▶ _Stated exercise_: Gather each line of the entries below that includes "structured".

▶ _Dataset entries_:
* start *

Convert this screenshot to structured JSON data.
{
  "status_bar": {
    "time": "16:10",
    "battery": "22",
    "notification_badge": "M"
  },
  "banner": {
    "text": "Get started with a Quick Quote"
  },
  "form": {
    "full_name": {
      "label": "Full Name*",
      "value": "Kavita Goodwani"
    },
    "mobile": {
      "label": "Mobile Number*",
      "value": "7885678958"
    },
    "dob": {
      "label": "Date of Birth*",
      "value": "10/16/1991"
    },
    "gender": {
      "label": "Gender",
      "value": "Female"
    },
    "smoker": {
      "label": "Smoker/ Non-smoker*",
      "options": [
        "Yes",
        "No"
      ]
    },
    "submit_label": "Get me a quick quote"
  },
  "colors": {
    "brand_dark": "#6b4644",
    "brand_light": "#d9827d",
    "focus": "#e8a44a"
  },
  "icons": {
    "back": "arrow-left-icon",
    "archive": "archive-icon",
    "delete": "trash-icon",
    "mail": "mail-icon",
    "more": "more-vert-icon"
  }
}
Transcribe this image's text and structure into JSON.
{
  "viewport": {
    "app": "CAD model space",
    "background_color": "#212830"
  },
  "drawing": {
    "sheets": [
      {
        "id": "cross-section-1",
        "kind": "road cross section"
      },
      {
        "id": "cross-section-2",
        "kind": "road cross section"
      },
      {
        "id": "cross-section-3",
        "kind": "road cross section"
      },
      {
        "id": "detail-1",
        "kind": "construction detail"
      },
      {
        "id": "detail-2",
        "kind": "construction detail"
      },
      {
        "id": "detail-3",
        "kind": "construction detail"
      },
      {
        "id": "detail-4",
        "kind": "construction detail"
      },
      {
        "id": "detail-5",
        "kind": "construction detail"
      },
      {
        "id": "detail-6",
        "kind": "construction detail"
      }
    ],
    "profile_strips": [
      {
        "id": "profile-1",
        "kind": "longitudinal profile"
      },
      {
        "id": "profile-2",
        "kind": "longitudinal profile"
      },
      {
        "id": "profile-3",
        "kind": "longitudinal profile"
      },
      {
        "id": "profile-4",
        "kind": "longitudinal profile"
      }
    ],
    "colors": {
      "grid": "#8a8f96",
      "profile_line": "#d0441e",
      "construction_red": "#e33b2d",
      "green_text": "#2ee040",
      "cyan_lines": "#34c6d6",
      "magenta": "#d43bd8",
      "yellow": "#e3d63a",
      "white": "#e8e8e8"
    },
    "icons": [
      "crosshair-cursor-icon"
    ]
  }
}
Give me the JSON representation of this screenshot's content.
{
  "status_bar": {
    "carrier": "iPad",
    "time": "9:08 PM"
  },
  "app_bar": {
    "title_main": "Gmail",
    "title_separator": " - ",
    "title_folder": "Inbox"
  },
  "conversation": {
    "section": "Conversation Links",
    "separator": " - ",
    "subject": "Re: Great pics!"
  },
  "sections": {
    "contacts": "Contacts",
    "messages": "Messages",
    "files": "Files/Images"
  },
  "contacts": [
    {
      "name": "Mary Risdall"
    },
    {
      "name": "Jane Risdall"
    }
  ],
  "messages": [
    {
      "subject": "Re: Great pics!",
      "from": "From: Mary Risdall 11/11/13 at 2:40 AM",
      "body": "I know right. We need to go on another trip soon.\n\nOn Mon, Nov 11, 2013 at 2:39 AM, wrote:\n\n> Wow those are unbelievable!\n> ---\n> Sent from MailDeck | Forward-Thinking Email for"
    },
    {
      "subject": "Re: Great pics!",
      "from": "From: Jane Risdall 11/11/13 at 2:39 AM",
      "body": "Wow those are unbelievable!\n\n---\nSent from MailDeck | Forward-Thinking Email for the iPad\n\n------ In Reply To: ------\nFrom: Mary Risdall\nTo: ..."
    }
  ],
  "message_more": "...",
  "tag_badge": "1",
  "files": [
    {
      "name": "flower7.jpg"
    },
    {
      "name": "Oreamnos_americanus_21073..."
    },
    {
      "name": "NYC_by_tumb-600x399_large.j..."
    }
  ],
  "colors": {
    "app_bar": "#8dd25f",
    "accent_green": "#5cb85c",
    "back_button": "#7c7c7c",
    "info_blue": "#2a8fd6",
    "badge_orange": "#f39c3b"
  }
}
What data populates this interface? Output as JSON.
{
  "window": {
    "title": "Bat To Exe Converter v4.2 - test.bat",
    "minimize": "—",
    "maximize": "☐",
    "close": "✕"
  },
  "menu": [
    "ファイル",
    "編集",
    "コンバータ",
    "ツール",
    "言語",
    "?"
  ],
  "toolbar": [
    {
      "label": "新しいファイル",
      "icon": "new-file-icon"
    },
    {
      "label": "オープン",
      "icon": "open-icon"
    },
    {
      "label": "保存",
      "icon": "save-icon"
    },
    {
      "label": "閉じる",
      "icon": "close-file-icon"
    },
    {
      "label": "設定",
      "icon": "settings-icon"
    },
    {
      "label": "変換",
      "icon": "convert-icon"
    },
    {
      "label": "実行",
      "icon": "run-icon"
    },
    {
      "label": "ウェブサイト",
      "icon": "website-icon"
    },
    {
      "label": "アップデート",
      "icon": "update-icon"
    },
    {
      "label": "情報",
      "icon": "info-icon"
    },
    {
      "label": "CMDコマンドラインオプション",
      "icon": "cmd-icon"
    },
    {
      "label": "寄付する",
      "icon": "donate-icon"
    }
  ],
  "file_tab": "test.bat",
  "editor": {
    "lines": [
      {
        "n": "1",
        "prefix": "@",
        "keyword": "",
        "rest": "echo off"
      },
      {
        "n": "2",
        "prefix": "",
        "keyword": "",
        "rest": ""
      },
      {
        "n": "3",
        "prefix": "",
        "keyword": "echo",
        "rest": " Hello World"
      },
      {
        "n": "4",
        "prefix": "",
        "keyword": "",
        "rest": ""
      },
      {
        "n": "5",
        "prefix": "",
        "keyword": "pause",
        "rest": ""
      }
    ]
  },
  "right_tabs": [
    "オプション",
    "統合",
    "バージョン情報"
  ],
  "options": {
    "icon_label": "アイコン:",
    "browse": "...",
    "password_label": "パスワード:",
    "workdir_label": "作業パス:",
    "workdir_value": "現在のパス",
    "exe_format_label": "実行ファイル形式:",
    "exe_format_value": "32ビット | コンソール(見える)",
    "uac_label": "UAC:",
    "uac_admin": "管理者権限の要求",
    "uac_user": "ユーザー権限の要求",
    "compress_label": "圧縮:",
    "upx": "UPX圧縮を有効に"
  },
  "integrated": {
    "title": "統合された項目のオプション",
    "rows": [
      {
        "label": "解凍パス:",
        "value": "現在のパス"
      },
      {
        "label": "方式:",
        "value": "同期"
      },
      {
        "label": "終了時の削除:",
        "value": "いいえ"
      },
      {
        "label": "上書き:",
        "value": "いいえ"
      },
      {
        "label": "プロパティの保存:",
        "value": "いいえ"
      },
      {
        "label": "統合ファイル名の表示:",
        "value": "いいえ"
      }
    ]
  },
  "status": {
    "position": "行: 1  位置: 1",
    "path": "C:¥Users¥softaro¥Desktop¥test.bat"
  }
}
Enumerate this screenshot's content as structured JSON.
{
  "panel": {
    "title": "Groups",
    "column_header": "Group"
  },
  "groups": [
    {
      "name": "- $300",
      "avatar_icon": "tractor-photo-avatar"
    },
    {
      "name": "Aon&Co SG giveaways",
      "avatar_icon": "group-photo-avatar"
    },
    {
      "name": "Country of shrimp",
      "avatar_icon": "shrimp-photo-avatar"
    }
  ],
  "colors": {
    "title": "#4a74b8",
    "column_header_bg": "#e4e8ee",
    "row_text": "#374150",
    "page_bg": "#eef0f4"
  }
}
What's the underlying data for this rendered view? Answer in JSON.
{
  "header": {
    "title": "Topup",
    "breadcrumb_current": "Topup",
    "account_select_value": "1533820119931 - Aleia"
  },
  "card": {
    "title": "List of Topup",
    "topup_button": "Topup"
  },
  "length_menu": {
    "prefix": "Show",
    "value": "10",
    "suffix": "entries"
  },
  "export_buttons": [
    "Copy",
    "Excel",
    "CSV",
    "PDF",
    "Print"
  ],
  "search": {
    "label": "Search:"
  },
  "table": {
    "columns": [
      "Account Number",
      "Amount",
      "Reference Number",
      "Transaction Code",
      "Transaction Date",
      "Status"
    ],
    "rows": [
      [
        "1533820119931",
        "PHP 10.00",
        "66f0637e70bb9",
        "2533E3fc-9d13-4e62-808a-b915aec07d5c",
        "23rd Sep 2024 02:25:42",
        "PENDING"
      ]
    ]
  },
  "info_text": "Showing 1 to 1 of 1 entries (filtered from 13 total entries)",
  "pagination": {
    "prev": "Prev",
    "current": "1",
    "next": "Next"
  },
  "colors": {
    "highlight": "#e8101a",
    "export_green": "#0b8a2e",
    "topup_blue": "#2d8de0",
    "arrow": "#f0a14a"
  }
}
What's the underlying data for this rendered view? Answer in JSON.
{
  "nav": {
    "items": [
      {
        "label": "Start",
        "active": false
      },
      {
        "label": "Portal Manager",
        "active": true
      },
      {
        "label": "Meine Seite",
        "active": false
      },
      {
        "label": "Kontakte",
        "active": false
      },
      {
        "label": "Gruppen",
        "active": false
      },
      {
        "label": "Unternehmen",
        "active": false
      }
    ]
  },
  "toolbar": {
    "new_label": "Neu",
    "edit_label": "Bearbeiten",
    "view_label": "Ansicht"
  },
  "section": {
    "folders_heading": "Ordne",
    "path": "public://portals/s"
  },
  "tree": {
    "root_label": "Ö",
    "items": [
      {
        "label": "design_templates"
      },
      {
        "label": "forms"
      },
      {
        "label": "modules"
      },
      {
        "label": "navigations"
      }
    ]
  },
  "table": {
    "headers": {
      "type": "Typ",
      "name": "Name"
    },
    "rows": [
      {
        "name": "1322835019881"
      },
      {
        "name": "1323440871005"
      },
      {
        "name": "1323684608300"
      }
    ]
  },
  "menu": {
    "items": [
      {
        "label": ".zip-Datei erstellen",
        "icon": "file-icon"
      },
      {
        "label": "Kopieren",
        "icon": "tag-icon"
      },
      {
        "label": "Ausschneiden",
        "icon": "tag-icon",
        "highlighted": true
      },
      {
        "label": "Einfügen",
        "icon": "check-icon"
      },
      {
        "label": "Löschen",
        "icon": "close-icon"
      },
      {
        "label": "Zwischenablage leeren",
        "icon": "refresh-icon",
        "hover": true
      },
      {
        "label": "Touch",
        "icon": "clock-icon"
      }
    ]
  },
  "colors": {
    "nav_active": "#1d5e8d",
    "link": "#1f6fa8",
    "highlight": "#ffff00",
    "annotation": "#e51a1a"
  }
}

* end *

▶ _Task response_:
Convert this screenshot to structured JSON data.
Enumerate this screenshot's content as structured JSON.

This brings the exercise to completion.